It used to be that later into a console cycle you’d see sales soar when Sony or Microsoft lowered the device’s price as the internal tech became cheaper to produce. Now we see sales spikes before the prices go up. Grim times, but it certainly seems to explain why the PlayStation 5 had its best week of 2026 as April began.
In late March, Sony announced that it would be raising the price of each of its PS5 models by at least $100 the following week. The second bump in price in the last couple of years, it meant that a basic PlayStation 5, once $500, now costs $650. For comparison, as VGC points out, at the same point in the PS4’s life that console had dropped from $400 to $200. We live in truly shitty times. But it seems enough noise was made about the incoming colossal hike that people rushed out to pick up the consoles before the change.
This is according to Mat Piscatella at Circana, who says Sony saw its best week of the year between March 29 and April 4. “US weekly unit and $ sales of PlayStation 5 hardware,” he says, “reached 2026 highs during the week ending April 4th, as price increases loomed.” This represents, he claims, almost a doubling of the previous week’s sales.

SET OF TASKS:
[1] According to the PS5 sales article, what does a basic PlayStation 5 cost now?
[2] Duplicate the part of the PS5 sales article that opens with the words containing "This is according" and closes with "previous week’s sales.".
[3] Pick up the PS5 sales article after its final sentence and keep writing it.
None of the records is needed for this work.

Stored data
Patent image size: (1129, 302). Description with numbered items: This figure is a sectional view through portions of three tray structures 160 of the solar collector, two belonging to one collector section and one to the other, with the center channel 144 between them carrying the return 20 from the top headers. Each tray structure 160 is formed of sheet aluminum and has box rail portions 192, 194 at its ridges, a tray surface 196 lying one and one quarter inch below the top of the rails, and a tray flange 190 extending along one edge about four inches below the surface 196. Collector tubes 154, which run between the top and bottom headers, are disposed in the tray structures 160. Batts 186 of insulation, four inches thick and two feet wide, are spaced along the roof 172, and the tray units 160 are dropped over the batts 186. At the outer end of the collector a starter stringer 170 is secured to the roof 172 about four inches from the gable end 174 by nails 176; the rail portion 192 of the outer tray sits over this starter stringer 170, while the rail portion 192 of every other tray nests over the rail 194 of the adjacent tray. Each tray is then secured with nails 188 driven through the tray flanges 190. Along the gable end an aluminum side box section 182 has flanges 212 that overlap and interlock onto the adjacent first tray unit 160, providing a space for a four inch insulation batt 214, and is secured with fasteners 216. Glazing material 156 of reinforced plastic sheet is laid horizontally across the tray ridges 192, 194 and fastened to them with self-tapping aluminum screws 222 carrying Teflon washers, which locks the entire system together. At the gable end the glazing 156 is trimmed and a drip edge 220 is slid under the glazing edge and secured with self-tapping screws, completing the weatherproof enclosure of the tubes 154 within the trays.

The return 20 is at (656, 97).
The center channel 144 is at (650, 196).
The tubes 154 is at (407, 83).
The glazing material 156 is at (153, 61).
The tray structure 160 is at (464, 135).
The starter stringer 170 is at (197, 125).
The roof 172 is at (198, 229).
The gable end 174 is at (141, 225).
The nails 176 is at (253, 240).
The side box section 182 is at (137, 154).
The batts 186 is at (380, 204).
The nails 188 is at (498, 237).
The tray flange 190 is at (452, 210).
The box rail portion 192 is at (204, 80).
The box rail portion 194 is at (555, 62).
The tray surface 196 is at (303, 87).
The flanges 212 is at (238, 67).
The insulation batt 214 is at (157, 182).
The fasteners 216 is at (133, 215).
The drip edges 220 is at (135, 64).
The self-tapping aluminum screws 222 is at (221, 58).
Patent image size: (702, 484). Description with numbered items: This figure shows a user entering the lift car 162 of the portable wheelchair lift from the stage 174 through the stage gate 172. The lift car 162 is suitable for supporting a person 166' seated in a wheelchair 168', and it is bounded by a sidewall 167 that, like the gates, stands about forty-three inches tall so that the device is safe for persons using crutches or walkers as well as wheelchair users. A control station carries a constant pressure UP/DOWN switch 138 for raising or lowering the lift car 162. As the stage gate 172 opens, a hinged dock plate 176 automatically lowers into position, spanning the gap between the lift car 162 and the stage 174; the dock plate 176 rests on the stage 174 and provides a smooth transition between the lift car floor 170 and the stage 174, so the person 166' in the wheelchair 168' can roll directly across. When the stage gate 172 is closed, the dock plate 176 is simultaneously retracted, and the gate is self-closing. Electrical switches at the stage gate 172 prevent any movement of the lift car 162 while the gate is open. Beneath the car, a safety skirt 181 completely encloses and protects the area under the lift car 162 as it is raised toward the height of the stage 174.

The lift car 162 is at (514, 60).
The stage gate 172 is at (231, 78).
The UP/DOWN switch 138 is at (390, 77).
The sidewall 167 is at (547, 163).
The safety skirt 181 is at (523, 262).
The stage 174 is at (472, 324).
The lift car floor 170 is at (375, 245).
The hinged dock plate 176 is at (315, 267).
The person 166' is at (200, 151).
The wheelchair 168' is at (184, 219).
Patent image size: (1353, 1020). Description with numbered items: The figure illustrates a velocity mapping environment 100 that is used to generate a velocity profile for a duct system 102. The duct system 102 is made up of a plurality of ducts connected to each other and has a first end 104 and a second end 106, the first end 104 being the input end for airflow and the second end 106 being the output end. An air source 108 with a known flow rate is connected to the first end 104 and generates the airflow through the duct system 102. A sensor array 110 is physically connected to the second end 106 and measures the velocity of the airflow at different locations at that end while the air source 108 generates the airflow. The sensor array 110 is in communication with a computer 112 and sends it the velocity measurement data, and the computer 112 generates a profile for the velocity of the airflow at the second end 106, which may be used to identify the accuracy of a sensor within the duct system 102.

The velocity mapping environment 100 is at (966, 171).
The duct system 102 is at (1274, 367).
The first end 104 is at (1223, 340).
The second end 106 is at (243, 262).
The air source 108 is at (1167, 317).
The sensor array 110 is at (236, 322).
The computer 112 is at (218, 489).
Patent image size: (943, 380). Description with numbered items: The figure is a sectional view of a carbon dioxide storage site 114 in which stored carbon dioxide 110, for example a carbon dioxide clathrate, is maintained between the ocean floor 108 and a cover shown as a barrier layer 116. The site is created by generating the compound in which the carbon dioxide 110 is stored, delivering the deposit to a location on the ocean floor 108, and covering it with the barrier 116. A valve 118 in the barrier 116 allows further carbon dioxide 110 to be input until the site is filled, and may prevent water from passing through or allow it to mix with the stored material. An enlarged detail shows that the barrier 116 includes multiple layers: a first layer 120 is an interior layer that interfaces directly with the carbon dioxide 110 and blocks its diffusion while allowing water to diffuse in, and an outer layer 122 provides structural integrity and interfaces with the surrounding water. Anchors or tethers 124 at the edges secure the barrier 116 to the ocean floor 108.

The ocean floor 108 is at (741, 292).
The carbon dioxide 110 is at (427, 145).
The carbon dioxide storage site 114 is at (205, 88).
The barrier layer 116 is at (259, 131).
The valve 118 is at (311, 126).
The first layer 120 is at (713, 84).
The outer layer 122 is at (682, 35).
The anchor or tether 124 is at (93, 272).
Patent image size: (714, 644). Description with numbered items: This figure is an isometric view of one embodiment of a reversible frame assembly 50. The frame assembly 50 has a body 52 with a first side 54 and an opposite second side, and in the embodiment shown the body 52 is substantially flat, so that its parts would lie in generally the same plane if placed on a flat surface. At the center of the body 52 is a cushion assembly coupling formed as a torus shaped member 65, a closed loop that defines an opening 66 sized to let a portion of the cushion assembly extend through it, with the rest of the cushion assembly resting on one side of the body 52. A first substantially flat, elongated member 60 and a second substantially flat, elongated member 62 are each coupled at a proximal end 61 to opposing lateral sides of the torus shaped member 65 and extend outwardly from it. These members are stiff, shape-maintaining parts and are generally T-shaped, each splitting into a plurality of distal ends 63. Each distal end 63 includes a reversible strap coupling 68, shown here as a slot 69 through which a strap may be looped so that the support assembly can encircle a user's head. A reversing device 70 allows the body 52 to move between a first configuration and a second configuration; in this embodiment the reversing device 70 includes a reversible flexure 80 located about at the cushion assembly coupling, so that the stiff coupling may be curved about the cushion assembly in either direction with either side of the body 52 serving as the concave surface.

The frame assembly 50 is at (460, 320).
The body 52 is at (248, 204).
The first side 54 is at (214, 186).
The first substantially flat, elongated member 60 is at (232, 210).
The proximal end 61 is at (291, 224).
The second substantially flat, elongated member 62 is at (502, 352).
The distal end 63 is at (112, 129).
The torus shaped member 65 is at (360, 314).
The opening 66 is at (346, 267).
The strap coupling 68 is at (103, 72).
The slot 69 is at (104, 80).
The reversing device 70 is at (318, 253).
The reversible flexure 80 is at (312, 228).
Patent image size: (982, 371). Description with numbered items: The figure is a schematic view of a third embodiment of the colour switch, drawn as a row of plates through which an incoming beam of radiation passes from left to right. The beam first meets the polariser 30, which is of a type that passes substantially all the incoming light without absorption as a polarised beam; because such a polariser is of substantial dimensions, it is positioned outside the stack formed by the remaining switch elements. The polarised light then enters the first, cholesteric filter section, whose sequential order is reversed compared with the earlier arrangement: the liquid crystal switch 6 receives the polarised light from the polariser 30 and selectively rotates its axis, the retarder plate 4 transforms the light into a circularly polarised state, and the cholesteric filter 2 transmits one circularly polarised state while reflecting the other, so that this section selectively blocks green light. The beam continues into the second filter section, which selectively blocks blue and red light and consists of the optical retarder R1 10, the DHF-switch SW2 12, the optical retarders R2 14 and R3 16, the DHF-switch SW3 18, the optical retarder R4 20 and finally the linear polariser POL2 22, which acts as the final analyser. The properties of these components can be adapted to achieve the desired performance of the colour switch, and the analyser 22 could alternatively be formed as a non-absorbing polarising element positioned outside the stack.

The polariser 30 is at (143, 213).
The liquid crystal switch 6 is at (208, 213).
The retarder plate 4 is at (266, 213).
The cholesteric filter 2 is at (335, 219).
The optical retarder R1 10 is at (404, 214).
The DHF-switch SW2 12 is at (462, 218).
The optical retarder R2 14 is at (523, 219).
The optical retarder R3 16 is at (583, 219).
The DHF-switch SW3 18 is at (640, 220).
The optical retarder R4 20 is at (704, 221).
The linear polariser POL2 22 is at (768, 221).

ANSWERS PER TASK:
[1] A basic PlayStation 5 now costs $650.

[2]
This is according to Mat Piscatella at Circana, who says Sony saw its best week of the year between March 29 and April 4. “US weekly unit and $ sales of PlayStation 5 hardware,” he says, “reached 2026 highs during the week ending April 4th, as price increases loomed.” This represents, he claims, almost a doubling of the previous week’s sales.

[3]
Even the PS5’s digital edition has now become prohibitively expensive, with the once-bargain version of the machine that ships without a disc drive now costing an eye-watering $600. It launched at $400, meaning the tech is now 50 percent more expensive than it was five-and-a-half years ago. While we’re used to prices increasing on most items, it’s just never been the case for consoles before due to the previous norm of tech getting smaller and cheaper to manufacture. But as Sony calls it, “continued pressure in the global economic landscape” has flipped this all upside-down. This is code, of course, for Trump’s tariffs destabilizing entire economies while the gruesome AI bubble consumes all the available RAM and GPU.
Hopefully you got a PS5, especially if you were after a PS5 Pro, ahead of the price rises. As things stand now, console gaming is increasingly a domain for the wealthy.